Extract, from the listing that follows, each line containing the word "TradingView".

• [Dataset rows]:
________

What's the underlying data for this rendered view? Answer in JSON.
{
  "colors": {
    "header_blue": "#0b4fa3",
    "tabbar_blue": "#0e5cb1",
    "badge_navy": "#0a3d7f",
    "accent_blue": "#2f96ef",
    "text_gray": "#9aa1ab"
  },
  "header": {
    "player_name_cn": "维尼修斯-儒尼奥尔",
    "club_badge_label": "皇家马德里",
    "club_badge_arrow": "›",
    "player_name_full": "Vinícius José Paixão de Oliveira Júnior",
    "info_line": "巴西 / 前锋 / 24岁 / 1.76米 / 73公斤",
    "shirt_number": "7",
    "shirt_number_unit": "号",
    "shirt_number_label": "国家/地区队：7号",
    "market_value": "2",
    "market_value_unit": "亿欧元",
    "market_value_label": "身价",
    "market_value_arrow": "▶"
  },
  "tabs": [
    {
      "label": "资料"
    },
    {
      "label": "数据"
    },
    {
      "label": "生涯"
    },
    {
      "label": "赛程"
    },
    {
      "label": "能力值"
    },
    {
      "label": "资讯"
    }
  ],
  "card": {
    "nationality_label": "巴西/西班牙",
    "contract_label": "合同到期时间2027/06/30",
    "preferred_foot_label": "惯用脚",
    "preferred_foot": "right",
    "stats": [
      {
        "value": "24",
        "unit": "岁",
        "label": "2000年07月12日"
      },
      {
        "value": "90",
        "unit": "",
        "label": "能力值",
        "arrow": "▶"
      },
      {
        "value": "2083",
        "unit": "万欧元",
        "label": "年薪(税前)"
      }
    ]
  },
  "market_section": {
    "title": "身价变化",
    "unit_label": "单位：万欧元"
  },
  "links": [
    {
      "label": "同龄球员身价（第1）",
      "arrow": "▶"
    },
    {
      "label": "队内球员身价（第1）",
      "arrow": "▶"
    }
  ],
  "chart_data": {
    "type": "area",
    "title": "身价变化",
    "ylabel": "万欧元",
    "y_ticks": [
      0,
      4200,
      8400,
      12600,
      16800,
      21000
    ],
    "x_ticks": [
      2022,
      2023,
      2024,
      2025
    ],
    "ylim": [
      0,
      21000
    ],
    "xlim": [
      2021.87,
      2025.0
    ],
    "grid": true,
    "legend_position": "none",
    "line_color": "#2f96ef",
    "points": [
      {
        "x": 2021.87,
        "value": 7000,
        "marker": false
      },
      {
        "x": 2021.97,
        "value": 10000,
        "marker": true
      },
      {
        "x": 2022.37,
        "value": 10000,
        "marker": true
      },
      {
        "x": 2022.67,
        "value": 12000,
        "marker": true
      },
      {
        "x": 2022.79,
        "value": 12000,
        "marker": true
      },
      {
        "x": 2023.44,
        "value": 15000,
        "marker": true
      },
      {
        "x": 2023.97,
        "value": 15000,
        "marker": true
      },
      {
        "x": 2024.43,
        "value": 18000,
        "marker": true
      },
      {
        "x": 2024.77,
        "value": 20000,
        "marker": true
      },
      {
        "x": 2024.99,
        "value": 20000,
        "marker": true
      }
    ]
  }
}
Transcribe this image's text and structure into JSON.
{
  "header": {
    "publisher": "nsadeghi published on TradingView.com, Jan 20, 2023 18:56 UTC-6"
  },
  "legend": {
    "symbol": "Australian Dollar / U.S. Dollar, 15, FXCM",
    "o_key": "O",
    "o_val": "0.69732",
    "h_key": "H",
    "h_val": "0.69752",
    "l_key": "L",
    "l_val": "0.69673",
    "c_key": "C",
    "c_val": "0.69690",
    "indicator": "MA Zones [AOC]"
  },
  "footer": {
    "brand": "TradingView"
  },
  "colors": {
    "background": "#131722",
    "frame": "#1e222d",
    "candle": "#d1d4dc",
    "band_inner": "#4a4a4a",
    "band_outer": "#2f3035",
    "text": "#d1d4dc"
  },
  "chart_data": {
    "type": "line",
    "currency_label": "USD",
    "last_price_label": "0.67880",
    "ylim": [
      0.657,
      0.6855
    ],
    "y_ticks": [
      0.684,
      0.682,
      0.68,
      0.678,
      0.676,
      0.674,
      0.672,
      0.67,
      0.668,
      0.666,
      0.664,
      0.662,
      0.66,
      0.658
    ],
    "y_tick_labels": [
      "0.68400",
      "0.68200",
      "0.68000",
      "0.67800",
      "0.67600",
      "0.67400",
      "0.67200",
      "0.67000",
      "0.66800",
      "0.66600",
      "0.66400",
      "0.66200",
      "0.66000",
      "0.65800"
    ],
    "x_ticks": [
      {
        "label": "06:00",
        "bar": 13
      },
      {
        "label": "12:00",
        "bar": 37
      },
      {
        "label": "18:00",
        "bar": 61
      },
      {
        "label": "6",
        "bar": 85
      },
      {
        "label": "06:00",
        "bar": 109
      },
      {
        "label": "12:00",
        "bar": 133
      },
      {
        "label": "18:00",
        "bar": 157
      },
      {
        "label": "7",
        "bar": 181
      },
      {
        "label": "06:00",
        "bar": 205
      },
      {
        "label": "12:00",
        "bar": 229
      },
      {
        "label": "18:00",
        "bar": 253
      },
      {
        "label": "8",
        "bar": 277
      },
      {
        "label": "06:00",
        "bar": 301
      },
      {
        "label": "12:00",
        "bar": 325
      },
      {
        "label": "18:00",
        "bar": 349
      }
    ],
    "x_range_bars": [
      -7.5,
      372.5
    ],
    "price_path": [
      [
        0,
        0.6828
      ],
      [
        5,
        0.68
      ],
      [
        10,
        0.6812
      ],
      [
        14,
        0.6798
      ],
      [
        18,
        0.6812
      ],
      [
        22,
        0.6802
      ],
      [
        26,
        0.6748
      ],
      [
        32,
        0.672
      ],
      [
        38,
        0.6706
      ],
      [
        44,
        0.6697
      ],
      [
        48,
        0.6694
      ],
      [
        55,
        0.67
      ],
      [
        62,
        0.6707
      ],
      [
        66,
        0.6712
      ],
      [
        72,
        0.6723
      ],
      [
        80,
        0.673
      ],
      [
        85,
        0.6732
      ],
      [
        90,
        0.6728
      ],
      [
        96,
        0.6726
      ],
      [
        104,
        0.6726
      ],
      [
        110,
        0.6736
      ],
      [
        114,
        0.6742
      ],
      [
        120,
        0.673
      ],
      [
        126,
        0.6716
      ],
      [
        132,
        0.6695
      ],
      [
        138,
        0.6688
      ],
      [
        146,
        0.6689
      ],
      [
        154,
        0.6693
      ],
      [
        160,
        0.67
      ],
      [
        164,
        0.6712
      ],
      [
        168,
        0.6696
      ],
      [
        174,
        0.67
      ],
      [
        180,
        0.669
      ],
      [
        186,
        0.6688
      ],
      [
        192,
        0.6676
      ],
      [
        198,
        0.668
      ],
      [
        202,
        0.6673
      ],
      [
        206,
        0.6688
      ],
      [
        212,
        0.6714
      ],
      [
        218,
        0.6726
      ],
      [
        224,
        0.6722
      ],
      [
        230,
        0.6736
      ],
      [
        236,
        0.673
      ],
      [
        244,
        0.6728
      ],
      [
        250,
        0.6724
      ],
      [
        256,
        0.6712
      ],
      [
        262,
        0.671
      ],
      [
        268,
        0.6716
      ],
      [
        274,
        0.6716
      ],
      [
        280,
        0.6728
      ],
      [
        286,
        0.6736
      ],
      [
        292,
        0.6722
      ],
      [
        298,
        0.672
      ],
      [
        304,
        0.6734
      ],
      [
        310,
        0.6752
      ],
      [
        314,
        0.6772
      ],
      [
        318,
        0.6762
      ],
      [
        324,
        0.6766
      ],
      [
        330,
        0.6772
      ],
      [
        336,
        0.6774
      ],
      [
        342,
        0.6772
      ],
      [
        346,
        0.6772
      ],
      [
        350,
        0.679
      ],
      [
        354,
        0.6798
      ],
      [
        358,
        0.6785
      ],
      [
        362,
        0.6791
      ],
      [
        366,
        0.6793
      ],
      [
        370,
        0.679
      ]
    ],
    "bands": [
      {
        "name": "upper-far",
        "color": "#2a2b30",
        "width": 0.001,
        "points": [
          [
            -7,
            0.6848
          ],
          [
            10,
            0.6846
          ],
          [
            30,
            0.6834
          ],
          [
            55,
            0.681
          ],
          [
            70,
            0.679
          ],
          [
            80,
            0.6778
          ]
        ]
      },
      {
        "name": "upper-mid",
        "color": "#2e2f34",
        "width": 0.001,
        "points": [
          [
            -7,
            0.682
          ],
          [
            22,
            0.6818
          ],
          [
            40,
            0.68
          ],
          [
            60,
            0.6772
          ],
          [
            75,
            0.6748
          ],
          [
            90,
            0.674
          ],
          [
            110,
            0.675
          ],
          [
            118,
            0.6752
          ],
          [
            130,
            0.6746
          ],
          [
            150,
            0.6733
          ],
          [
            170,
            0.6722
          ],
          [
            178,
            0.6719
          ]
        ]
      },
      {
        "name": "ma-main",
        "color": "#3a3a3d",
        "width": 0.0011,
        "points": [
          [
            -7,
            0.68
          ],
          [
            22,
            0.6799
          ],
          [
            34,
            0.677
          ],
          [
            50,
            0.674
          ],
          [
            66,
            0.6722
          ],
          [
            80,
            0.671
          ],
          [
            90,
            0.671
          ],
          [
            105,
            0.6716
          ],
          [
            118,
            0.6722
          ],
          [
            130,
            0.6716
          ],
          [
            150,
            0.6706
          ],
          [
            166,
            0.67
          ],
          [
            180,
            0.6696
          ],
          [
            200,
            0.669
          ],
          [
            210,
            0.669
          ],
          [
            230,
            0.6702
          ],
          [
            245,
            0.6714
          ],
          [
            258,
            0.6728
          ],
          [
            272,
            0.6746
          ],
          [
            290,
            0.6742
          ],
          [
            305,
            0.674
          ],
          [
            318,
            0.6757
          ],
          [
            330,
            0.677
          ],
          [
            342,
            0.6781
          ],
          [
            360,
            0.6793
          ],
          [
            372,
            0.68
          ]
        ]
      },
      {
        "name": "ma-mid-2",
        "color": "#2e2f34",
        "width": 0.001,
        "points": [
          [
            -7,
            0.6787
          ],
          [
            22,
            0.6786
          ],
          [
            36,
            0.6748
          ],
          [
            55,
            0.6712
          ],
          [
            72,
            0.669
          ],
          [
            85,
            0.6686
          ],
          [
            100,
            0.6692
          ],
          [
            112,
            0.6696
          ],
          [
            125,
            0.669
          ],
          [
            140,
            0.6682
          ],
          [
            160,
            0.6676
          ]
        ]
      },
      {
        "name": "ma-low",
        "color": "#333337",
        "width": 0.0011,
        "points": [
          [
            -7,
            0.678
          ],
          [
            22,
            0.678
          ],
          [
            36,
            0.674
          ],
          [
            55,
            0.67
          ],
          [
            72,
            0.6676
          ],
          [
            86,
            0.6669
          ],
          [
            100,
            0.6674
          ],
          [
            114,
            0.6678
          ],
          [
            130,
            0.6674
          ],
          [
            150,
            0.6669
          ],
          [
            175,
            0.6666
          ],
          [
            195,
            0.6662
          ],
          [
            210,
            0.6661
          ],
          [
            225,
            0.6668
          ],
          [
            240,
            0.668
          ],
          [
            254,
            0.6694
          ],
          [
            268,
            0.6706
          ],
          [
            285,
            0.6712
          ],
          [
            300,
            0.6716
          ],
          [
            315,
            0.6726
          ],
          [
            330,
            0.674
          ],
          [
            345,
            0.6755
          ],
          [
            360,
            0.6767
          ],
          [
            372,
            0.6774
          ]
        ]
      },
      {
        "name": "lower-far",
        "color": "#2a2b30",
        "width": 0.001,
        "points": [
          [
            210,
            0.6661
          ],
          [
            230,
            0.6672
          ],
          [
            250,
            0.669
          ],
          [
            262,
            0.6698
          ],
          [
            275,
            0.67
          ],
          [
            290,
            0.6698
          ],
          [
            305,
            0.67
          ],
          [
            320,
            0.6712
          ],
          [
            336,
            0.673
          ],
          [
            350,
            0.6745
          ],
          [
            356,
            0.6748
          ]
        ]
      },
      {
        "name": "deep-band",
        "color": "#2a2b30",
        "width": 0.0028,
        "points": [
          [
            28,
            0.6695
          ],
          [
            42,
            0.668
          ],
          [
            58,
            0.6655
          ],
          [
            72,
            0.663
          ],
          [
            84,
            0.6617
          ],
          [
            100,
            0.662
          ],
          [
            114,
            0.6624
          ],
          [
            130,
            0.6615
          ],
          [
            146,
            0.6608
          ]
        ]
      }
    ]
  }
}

________

• [Response]:
    "publisher": "nsadeghi published on TradingView.com, Jan 20, 2023 18:56 UTC-6"
    "brand": "TradingView"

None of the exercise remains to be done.